§ **Exercise prompt**:
Narrow the data below down to the lines containing "CONCENTRATIONS".
+++ Records shown +++
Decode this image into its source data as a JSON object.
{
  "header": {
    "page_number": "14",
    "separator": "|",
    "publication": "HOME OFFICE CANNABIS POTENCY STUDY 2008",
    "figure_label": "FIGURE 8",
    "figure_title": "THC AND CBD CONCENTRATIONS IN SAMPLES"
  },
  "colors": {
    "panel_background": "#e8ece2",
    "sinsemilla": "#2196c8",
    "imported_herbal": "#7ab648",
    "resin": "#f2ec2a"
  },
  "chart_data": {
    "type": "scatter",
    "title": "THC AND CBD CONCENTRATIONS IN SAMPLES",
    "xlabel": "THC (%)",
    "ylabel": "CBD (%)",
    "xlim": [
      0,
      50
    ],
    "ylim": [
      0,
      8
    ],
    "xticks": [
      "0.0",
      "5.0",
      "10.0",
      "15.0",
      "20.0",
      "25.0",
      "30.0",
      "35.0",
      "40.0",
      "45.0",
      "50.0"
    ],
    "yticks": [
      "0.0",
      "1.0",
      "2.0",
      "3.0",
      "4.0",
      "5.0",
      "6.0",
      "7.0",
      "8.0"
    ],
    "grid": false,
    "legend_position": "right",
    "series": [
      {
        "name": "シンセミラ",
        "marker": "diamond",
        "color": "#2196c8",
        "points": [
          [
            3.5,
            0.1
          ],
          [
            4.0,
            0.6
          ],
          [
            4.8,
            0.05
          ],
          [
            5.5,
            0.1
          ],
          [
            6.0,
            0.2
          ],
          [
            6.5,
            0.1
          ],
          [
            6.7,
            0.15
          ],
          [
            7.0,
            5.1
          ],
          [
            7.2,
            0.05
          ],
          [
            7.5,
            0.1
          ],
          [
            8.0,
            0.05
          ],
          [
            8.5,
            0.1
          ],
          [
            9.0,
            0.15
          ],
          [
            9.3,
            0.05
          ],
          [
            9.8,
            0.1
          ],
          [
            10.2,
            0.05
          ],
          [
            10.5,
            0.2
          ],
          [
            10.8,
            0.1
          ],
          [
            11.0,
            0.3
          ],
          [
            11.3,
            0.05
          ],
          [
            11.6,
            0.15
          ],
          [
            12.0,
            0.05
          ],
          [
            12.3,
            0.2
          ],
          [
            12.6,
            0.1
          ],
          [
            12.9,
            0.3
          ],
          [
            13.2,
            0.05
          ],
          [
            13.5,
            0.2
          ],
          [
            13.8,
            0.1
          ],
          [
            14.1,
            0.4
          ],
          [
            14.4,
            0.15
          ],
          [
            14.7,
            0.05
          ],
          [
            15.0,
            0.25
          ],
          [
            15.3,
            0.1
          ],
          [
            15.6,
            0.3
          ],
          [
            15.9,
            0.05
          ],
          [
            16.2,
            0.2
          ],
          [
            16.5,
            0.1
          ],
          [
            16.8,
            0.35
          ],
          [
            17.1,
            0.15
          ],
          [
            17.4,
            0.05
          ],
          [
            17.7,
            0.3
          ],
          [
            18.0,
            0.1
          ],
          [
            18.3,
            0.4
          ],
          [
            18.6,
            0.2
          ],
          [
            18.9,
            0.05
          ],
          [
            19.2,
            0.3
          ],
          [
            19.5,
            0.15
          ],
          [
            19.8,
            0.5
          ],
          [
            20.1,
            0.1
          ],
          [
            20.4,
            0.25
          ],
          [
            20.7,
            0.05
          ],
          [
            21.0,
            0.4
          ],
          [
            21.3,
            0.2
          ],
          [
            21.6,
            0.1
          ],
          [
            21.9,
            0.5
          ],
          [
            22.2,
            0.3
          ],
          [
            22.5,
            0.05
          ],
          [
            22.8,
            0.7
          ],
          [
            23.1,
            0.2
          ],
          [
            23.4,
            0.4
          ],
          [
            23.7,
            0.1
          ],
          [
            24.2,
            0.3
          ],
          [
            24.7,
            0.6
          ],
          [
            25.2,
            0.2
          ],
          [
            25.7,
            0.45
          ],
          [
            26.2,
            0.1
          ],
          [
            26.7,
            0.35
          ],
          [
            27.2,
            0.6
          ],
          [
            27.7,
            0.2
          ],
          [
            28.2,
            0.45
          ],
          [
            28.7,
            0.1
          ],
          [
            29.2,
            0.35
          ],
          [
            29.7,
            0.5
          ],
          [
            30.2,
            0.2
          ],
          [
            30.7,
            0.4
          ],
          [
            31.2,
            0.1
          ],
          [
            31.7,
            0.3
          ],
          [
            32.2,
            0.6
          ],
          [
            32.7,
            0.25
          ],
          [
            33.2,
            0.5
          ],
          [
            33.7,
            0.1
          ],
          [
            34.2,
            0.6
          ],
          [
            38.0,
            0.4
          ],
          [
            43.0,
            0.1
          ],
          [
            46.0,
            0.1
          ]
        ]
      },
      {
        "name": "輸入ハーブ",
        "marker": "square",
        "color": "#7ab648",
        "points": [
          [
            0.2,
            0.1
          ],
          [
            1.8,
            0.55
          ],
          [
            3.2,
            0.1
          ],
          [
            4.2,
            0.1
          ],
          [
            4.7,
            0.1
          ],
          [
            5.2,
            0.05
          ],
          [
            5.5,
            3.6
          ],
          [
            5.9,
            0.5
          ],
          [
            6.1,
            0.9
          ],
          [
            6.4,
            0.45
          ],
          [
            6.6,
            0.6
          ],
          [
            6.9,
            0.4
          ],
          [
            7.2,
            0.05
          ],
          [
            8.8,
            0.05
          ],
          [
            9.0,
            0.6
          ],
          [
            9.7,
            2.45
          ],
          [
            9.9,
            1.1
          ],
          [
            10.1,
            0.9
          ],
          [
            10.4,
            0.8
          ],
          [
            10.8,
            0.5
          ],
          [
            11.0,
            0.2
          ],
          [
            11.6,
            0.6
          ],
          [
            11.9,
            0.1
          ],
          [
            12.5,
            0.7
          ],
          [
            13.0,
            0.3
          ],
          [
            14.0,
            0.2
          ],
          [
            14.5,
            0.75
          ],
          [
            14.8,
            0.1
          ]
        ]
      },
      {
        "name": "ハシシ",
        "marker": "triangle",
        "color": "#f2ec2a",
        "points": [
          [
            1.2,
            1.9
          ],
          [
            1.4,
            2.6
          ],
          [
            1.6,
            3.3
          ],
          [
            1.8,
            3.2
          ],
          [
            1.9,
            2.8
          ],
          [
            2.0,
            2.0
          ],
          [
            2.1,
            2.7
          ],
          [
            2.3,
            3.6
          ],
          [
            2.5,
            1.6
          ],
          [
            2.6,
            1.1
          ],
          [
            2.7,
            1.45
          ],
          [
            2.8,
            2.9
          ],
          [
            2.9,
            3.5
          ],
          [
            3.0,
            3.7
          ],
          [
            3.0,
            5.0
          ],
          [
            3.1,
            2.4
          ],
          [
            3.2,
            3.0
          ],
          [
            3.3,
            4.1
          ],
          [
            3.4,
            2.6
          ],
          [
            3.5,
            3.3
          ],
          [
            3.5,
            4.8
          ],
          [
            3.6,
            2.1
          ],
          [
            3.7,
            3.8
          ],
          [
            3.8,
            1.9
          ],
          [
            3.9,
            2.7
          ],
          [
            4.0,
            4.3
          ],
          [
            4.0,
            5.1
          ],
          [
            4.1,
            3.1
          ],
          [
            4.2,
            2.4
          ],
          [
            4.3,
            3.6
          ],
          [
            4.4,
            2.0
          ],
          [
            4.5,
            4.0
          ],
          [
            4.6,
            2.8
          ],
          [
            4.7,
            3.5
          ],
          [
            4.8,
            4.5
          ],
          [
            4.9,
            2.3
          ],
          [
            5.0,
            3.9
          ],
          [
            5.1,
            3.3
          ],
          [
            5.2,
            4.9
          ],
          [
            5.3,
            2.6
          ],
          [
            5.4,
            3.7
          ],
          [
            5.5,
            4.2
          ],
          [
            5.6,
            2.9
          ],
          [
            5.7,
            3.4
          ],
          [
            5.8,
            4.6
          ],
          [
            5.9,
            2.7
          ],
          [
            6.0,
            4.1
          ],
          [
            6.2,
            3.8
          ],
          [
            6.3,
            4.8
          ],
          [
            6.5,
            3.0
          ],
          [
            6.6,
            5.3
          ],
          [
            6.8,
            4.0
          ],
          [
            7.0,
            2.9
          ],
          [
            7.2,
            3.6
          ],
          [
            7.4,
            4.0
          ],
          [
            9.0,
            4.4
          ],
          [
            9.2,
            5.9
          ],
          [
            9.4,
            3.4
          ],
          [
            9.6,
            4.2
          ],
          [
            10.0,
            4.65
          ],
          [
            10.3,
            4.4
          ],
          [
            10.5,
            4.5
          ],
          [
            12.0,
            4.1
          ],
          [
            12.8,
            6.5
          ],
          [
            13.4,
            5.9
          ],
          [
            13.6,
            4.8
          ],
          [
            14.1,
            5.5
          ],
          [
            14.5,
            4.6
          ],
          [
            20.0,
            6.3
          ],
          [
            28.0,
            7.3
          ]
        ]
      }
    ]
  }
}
+++
§ **Written solution**:
    "figure_title": "THC AND CBD CONCENTRATIONS IN SAMPLES"
    "title": "THC AND CBD CONCENTRATIONS IN SAMPLES",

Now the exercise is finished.